Start

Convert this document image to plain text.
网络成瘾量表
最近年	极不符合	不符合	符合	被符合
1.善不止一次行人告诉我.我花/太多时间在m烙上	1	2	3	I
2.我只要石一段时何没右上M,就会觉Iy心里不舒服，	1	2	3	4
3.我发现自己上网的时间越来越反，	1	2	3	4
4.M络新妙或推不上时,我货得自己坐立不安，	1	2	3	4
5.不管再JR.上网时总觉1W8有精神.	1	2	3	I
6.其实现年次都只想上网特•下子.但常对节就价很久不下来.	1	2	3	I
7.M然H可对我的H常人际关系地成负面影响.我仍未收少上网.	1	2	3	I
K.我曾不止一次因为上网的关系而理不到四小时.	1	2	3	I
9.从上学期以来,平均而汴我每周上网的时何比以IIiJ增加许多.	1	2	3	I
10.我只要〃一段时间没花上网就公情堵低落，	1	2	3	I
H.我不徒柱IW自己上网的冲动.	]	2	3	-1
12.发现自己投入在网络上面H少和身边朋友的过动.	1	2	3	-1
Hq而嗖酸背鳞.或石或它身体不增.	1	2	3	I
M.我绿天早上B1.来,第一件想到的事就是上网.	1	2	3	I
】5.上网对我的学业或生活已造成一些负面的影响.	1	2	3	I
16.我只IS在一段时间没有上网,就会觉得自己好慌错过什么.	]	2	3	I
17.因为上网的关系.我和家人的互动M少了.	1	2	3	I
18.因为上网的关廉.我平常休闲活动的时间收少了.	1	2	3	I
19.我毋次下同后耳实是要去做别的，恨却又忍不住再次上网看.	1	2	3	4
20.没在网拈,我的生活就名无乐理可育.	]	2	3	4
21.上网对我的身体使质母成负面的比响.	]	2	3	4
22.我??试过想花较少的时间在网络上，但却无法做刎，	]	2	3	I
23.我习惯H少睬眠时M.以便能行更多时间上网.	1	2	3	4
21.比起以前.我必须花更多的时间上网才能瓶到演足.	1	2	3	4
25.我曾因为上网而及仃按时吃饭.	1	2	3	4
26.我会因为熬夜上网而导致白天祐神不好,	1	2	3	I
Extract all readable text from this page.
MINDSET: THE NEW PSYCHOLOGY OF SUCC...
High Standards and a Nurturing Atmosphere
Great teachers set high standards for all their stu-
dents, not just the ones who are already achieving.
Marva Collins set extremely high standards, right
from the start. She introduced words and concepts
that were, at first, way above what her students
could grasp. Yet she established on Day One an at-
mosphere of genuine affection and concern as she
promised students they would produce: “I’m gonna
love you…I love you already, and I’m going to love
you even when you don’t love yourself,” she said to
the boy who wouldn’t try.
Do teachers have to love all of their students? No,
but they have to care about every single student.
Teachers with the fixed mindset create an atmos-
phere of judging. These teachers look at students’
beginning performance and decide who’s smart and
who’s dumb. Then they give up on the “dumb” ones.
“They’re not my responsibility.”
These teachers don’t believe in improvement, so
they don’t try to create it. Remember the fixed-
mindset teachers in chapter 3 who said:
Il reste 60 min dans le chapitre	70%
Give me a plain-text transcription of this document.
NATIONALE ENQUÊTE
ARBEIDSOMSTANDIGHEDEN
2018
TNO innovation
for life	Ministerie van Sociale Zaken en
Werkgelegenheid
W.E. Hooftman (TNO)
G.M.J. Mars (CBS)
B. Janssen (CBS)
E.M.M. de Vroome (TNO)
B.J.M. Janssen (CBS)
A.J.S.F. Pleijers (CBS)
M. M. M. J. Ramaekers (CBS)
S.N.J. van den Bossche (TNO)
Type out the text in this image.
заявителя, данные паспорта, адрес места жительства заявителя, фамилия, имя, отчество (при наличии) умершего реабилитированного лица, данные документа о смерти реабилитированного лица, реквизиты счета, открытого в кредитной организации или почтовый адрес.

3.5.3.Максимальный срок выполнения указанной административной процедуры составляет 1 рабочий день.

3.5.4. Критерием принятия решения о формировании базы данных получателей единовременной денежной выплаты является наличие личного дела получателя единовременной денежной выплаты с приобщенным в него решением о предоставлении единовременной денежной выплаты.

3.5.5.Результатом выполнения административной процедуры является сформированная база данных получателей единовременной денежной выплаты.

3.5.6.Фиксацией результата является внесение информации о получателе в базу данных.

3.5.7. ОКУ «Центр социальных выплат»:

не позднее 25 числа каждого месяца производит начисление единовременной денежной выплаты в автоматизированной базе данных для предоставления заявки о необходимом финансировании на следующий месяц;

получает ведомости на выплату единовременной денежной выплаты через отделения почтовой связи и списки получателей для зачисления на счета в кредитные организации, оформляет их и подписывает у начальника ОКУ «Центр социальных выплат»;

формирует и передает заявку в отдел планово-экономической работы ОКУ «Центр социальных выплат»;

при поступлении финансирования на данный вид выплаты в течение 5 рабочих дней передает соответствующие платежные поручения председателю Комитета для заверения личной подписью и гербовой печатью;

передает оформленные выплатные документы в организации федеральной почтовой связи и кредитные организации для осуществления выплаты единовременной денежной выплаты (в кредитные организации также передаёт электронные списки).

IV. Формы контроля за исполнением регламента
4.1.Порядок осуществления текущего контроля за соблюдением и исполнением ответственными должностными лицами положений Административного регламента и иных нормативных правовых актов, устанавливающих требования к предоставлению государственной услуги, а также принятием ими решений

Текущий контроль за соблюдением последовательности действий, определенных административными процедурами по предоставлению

End

• [EXERCISE DIRECTIONS] Write out every record verbatim.

• [FINAL ANSWER]
Convert this document image to plain text.
网络成瘾量表
最近年	极不符合	不符合	符合	被符合
1.善不止一次行人告诉我.我花/太多时间在m烙上	1	2	3	I
2.我只要石一段时何没右上M,就会觉Iy心里不舒服，	1	2	3	4
3.我发现自己上网的时间越来越反，	1	2	3	4
4.M络新妙或推不上时,我货得自己坐立不安，	1	2	3	4
5.不管再JR.上网时总觉1W8有精神.	1	2	3	I
6.其实现年次都只想上网特•下子.但常对节就价很久不下来.	1	2	3	I
7.M然H可对我的H常人际关系地成负面影响.我仍未收少上网.	1	2	3	I
K.我曾不止一次因为上网的关系而理不到四小时.	1	2	3	I
9.从上学期以来,平均而汴我每周上网的时何比以IIiJ增加许多.	1	2	3	I
10.我只要〃一段时间没花上网就公情堵低落，	1	2	3	I
H.我不徒柱IW自己上网的冲动.	]	2	3	-1
12.发现自己投入在网络上面H少和身边朋友的过动.	1	2	3	-1
Hq而嗖酸背鳞.或石或它身体不增.	1	2	3	I
M.我绿天早上B1.来,第一件想到的事就是上网.	1	2	3	I
】5.上网对我的学业或生活已造成一些负面的影响.	1	2	3	I
16.我只IS在一段时间没有上网,就会觉得自己好慌错过什么.	]	2	3	I
17.因为上网的关系.我和家人的互动M少了.	1	2	3	I
18.因为上网的关廉.我平常休闲活动的时间收少了.	1	2	3	I
19.我毋次下同后耳实是要去做别的，恨却又忍不住再次上网看.	1	2	3	4
20.没在网拈,我的生活就名无乐理可育.	]	2	3	4
21.上网对我的身体使质母成负面的比响.	]	2	3	4
22.我??试过想花较少的时间在网络上，但却无法做刎，	]	2	3	I
23.我习惯H少睬眠时M.以便能行更多时间上网.	1	2	3	4
21.比起以前.我必须花更多的时间上网才能瓶到演足.	1	2	3	4
25.我曾因为上网而及仃按时吃饭.	1	2	3	4
26.我会因为熬夜上网而导致白天祐神不好,	1	2	3	I
Extract all readable text from this page.
MINDSET: THE NEW PSYCHOLOGY OF SUCC...
High Standards and a Nurturing Atmosphere
Great teachers set high standards for all their stu-
dents, not just the ones who are already achieving.
Marva Collins set extremely high standards, right
from the start. She introduced words and concepts
that were, at first, way above what her students
could grasp. Yet she established on Day One an at-
mosphere of genuine affection and concern as she
promised students they would produce: “I’m gonna
love you…I love you already, and I’m going to love
you even when you don’t love yourself,” she said to
the boy who wouldn’t try.
Do teachers have to love all of their students? No,
but they have to care about every single student.
Teachers with the fixed mindset create an atmos-
phere of judging. These teachers look at students’
beginning performance and decide who’s smart and
who’s dumb. Then they give up on the “dumb” ones.
“They’re not my responsibility.”
These teachers don’t believe in improvement, so
they don’t try to create it. Remember the fixed-
mindset teachers in chapter 3 who said:
Il reste 60 min dans le chapitre	70%
Give me a plain-text transcription of this document.
NATIONALE ENQUÊTE
ARBEIDSOMSTANDIGHEDEN
2018
TNO innovation
for life	Ministerie van Sociale Zaken en
Werkgelegenheid
W.E. Hooftman (TNO)
G.M.J. Mars (CBS)
B. Janssen (CBS)
E.M.M. de Vroome (TNO)
B.J.M. Janssen (CBS)
A.J.S.F. Pleijers (CBS)
M. M. M. J. Ramaekers (CBS)
S.N.J. van den Bossche (TNO)
Type out the text in this image.
заявителя, данные паспорта, адрес места жительства заявителя, фамилия, имя, отчество (при наличии) умершего реабилитированного лица, данные документа о смерти реабилитированного лица, реквизиты счета, открытого в кредитной организации или почтовый адрес.

3.5.3.Максимальный срок выполнения указанной административной процедуры составляет 1 рабочий день.

3.5.4. Критерием принятия решения о формировании базы данных получателей единовременной денежной выплаты является наличие личного дела получателя единовременной денежной выплаты с приобщенным в него решением о предоставлении единовременной денежной выплаты.

3.5.5.Результатом выполнения административной процедуры является сформированная база данных получателей единовременной денежной выплаты.

3.5.6.Фиксацией результата является внесение информации о получателе в базу данных.

3.5.7. ОКУ «Центр социальных выплат»:

не позднее 25 числа каждого месяца производит начисление единовременной денежной выплаты в автоматизированной базе данных для предоставления заявки о необходимом финансировании на следующий месяц;

получает ведомости на выплату единовременной денежной выплаты через отделения почтовой связи и списки получателей для зачисления на счета в кредитные организации, оформляет их и подписывает у начальника ОКУ «Центр социальных выплат»;

формирует и передает заявку в отдел планово-экономической работы ОКУ «Центр социальных выплат»;

при поступлении финансирования на данный вид выплаты в течение 5 рабочих дней передает соответствующие платежные поручения председателю Комитета для заверения личной подписью и гербовой печатью;

передает оформленные выплатные документы в организации федеральной почтовой связи и кредитные организации для осуществления выплаты единовременной денежной выплаты (в кредитные организации также передаёт электронные списки).

IV. Формы контроля за исполнением регламента
4.1.Порядок осуществления текущего контроля за соблюдением и исполнением ответственными должностными лицами положений Административного регламента и иных нормативных правовых актов, устанавливающих требования к предоставлению государственной услуги, а также принятием ими решений

Текущий контроль за соблюдением последовательности действий, определенных административными процедурами по предоставлению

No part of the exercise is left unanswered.